**DIRECTIVE:** All of the lines below are to be printed again exactly; images are excluded from the output.

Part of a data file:
★ ★ ★ ★ ★ ★ ★
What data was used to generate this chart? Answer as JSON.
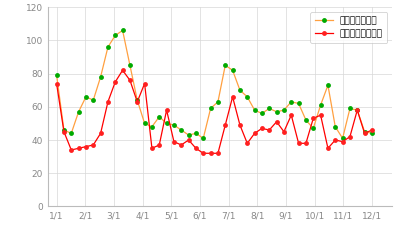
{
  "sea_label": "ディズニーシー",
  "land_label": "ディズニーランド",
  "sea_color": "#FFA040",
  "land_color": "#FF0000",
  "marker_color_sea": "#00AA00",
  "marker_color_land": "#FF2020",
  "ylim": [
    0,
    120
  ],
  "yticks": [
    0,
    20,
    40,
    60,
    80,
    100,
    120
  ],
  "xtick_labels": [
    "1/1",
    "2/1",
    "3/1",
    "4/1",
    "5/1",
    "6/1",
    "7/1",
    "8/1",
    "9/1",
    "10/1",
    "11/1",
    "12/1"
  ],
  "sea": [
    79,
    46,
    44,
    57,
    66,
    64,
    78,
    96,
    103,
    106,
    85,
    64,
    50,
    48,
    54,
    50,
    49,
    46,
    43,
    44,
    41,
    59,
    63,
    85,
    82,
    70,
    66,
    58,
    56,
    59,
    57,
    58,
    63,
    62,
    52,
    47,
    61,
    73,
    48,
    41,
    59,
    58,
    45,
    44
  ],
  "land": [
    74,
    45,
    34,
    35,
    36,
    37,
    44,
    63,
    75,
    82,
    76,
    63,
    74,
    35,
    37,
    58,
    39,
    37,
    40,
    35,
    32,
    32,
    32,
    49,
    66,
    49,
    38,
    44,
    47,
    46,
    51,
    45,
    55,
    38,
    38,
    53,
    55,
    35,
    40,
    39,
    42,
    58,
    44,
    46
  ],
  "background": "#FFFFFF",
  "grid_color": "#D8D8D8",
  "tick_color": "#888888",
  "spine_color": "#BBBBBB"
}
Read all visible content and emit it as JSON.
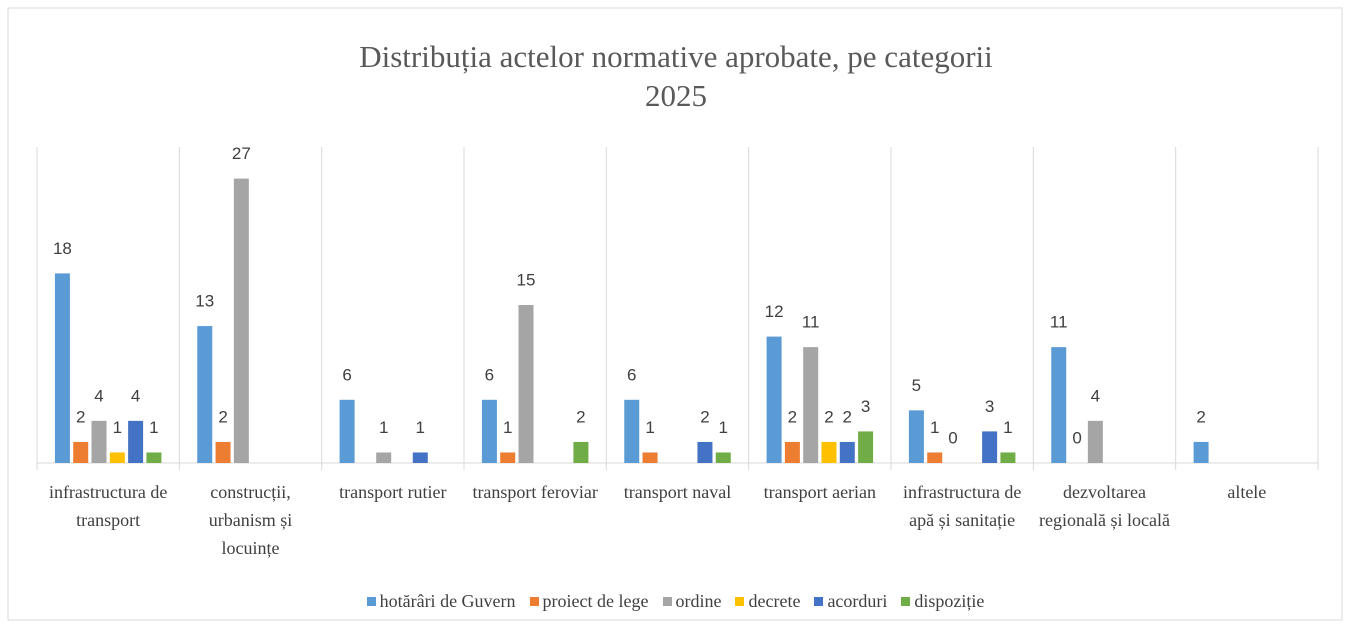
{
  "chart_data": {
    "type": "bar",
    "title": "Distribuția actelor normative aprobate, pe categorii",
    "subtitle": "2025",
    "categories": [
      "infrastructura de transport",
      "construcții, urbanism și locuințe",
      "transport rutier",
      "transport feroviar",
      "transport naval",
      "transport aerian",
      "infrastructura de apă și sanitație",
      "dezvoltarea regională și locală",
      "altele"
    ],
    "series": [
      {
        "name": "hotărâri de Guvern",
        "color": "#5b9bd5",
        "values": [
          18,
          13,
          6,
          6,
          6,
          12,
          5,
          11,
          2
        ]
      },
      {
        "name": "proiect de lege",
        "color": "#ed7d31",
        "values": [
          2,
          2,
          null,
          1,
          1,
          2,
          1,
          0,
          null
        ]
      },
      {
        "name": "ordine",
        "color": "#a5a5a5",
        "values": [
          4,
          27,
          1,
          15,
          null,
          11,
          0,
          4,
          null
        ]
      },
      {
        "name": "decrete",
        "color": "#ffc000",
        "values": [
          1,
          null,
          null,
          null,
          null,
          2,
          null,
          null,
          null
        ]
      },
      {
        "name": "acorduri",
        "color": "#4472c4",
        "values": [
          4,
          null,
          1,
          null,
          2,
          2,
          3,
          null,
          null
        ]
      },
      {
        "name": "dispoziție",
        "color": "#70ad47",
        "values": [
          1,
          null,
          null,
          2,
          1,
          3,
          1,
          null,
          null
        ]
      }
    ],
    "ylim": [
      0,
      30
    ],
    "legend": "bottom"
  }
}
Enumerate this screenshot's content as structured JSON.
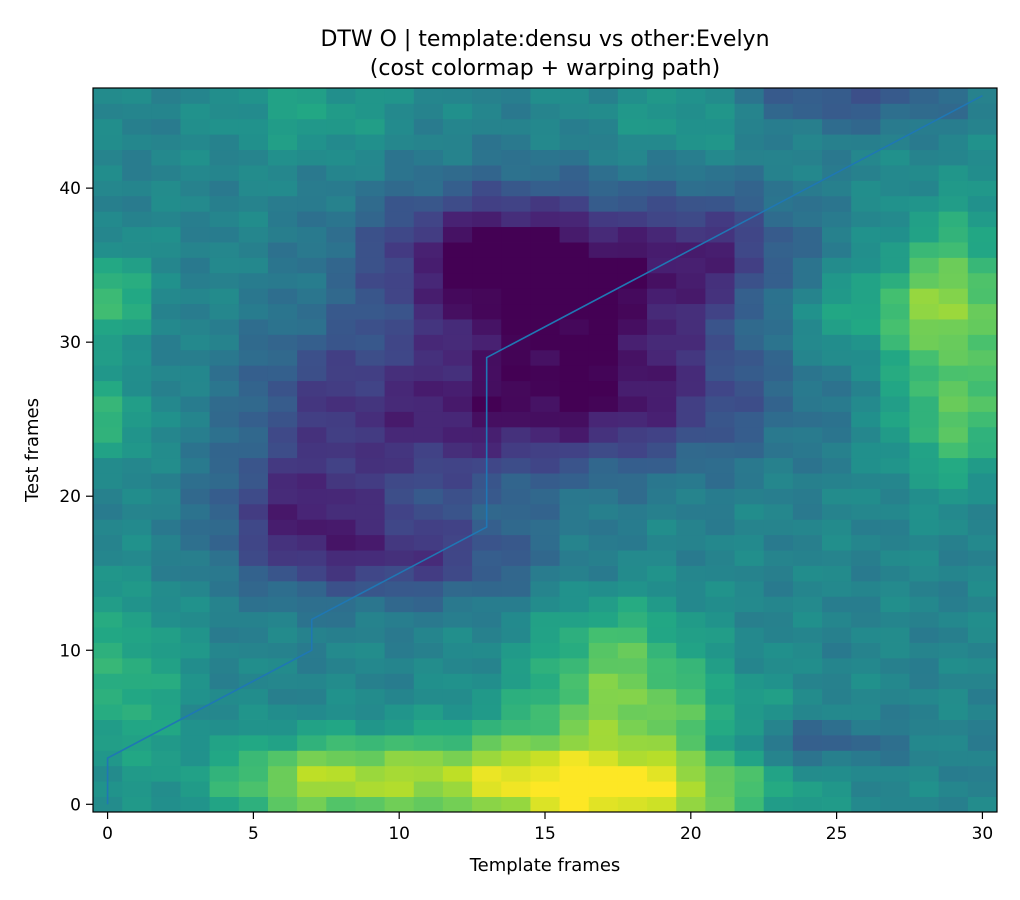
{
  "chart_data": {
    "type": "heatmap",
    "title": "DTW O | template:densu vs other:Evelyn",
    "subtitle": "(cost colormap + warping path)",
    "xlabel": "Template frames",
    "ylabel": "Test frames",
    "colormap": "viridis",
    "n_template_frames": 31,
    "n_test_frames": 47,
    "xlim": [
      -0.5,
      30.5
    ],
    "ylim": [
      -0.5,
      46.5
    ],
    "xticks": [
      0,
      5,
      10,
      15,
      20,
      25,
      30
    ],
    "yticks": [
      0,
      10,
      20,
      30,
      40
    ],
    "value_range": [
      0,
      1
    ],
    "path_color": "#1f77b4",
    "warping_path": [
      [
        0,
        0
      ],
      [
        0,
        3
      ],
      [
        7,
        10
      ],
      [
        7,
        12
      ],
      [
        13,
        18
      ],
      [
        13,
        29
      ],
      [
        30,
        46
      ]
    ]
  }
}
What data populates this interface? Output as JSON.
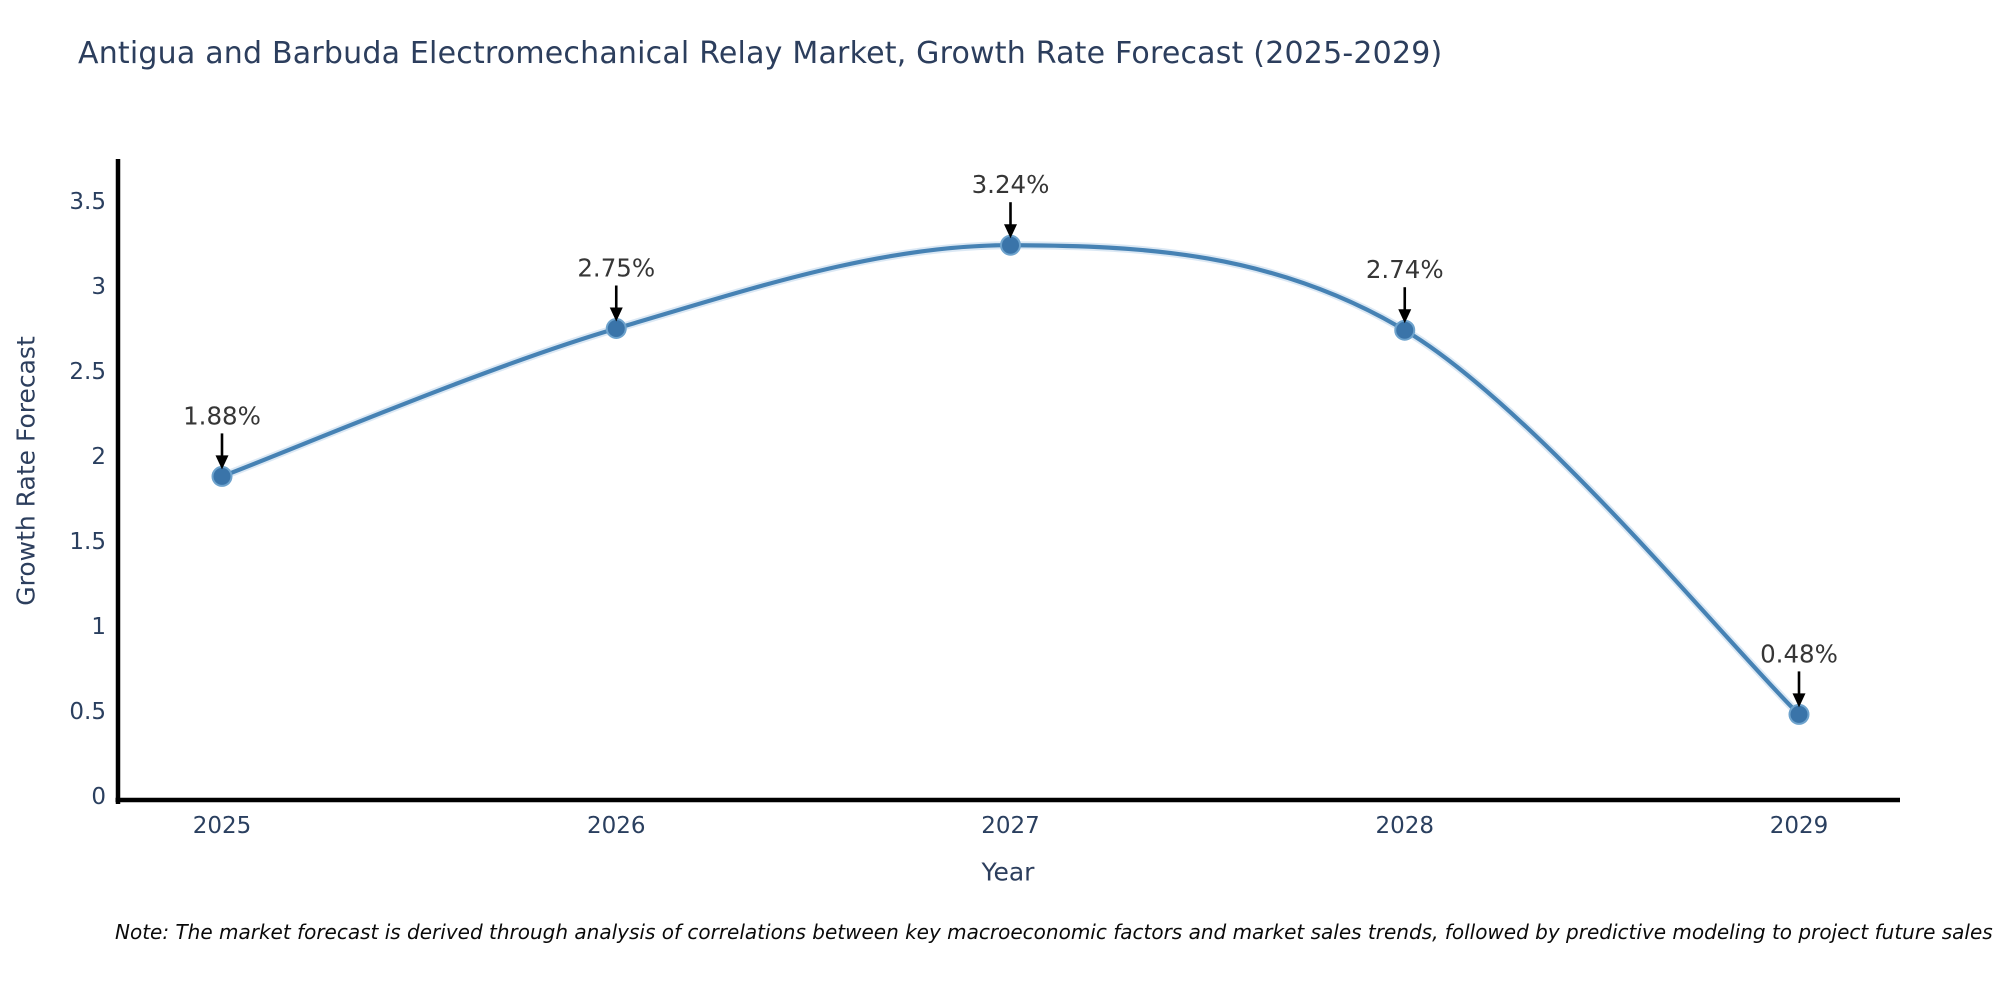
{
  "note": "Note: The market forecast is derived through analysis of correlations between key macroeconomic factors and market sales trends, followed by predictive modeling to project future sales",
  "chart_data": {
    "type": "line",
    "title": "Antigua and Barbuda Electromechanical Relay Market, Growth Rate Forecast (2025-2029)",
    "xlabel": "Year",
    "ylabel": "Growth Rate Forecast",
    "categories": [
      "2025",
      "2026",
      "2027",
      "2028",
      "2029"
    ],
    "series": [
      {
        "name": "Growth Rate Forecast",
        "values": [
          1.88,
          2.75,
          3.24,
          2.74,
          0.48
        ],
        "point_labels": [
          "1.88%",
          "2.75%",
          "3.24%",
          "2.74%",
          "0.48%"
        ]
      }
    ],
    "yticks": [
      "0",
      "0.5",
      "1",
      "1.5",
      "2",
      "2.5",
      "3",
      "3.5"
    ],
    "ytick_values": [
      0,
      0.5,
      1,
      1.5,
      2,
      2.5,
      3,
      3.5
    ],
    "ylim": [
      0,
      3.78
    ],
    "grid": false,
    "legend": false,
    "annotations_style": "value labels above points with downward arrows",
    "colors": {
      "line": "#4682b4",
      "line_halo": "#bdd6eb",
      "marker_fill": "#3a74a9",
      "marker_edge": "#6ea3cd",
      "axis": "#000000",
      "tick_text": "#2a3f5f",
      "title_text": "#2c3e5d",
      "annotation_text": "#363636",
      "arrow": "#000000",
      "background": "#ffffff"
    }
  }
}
★ ★ ★ ★ ★ ★ ★
**SOLUTION TO THIS TASK:**
What data was used to generate this chart? Answer as JSON.
{
  "sea_label": "ディズニーシー",
  "land_label": "ディズニーランド",
  "sea_color": "#FFA040",
  "land_color": "#FF0000",
  "marker_color_sea": "#00AA00",
  "marker_color_land": "#FF2020",
  "ylim": [
    0,
    120
  ],
  "yticks": [
    0,
    20,
    40,
    60,
    80,
    100,
    120
  ],
  "xtick_labels": [
    "1/1",
    "2/1",
    "3/1",
    "4/1",
    "5/1",
    "6/1",
    "7/1",
    "8/1",
    "9/1",
    "10/1",
    "11/1",
    "12/1"
  ],
  "sea": [
    79,
    46,
    44,
    57,
    66,
    64,
    78,
    96,
    103,
    106,
    85,
    64,
    50,
    48,
    54,
    50,
    49,
    46,
    43,
    44,
    41,
    59,
    63,
    85,
    82,
    70,
    66,
    58,
    56,
    59,
    57,
    58,
    63,
    62,
    52,
    47,
    61,
    73,
    48,
    41,
    59,
    58,
    45,
    44
  ],
  "land": [
    74,
    45,
    34,
    35,
    36,
    37,
    44,
    63,
    75,
    82,
    76,
    63,
    74,
    35,
    37,
    58,
    39,
    37,
    40,
    35,
    32,
    32,
    32,
    49,
    66,
    49,
    38,
    44,
    47,
    46,
    51,
    45,
    55,
    38,
    38,
    53,
    55,
    35,
    40,
    39,
    42,
    58,
    44,
    46
  ],
  "background": "#FFFFFF",
  "grid_color": "#D8D8D8",
  "tick_color": "#888888",
  "spine_color": "#BBBBBB"
}
Read all visible content and emit it as JSON.
{
  "chart_data": {
    "type": "bar",
    "title": "Distribuția actelor normative aprobate, pe categorii",
    "subtitle": "2025",
    "categories": [
      "infrastructura de transport",
      "construcții, urbanism și locuințe",
      "transport rutier",
      "transport feroviar",
      "transport naval",
      "transport aerian",
      "infrastructura de apă și sanitație",
      "dezvoltarea regională și locală",
      "altele"
    ],
    "series": [
      {
        "name": "hotărâri de Guvern",
        "color": "#5b9bd5",
        "values": [
          18,
          13,
          6,
          6,
          6,
          12,
          5,
          11,
          2
        ]
      },
      {
        "name": "proiect de lege",
        "color": "#ed7d31",
        "values": [
          2,
          2,
          null,
          1,
          1,
          2,
          1,
          0,
          null
        ]
      },
      {
        "name": "ordine",
        "color": "#a5a5a5",
        "values": [
          4,
          27,
          1,
          15,
          null,
          11,
          0,
          4,
          null
        ]
      },
      {
        "name": "decrete",
        "color": "#ffc000",
        "values": [
          1,
          null,
          null,
          null,
          null,
          2,
          null,
          null,
          null
        ]
      },
      {
        "name": "acorduri",
        "color": "#4472c4",
        "values": [
          4,
          null,
          1,
          null,
          2,
          2,
          3,
          null,
          null
        ]
      },
      {
        "name": "dispoziție",
        "color": "#70ad47",
        "values": [
          1,
          null,
          null,
          2,
          1,
          3,
          1,
          null,
          null
        ]
      }
    ],
    "ylim": [
      0,
      30
    ],
    "legend": "bottom"
  }
}
Enumerate this screenshot's content as structured JSON.
{
  "chart_data": {
    "type": "heatmap",
    "title": "DTW O | template:densu vs other:Evelyn",
    "subtitle": "(cost colormap + warping path)",
    "xlabel": "Template frames",
    "ylabel": "Test frames",
    "colormap": "viridis",
    "n_template_frames": 31,
    "n_test_frames": 47,
    "xlim": [
      -0.5,
      30.5
    ],
    "ylim": [
      -0.5,
      46.5
    ],
    "xticks": [
      0,
      5,
      10,
      15,
      20,
      25,
      30
    ],
    "yticks": [
      0,
      10,
      20,
      30,
      40
    ],
    "value_range": [
      0,
      1
    ],
    "path_color": "#1f77b4",
    "warping_path": [
      [
        0,
        0
      ],
      [
        0,
        3
      ],
      [
        7,
        10
      ],
      [
        7,
        12
      ],
      [
        13,
        18
      ],
      [
        13,
        29
      ],
      [
        30,
        46
      ]
    ]
  }
}
What data populates this interface? Output as JSON.
{
  "note": "Note: The market forecast is derived through analysis of correlations between key macroeconomic factors and market sales trends, followed by predictive modeling to project future sales",
  "chart_data": {
    "type": "line",
    "title": "Antigua and Barbuda Electromechanical Relay Market, Growth Rate Forecast (2025-2029)",
    "xlabel": "Year",
    "ylabel": "Growth Rate Forecast",
    "categories": [
      "2025",
      "2026",
      "2027",
      "2028",
      "2029"
    ],
    "series": [
      {
        "name": "Growth Rate Forecast",
        "values": [
          1.88,
          2.75,
          3.24,
          2.74,
          0.48
        ],
        "point_labels": [
          "1.88%",
          "2.75%",
          "3.24%",
          "2.74%",
          "0.48%"
        ]
      }
    ],
    "yticks": [
      "0",
      "0.5",
      "1",
      "1.5",
      "2",
      "2.5",
      "3",
      "3.5"
    ],
    "ytick_values": [
      0,
      0.5,
      1,
      1.5,
      2,
      2.5,
      3,
      3.5
    ],
    "ylim": [
      0,
      3.78
    ],
    "grid": false,
    "legend": false,
    "annotations_style": "value labels above points with downward arrows",
    "colors": {
      "line": "#4682b4",
      "line_halo": "#bdd6eb",
      "marker_fill": "#3a74a9",
      "marker_edge": "#6ea3cd",
      "axis": "#000000",
      "tick_text": "#2a3f5f",
      "title_text": "#2c3e5d",
      "annotation_text": "#363636",
      "arrow": "#000000",
      "background": "#ffffff"
    }
  }
}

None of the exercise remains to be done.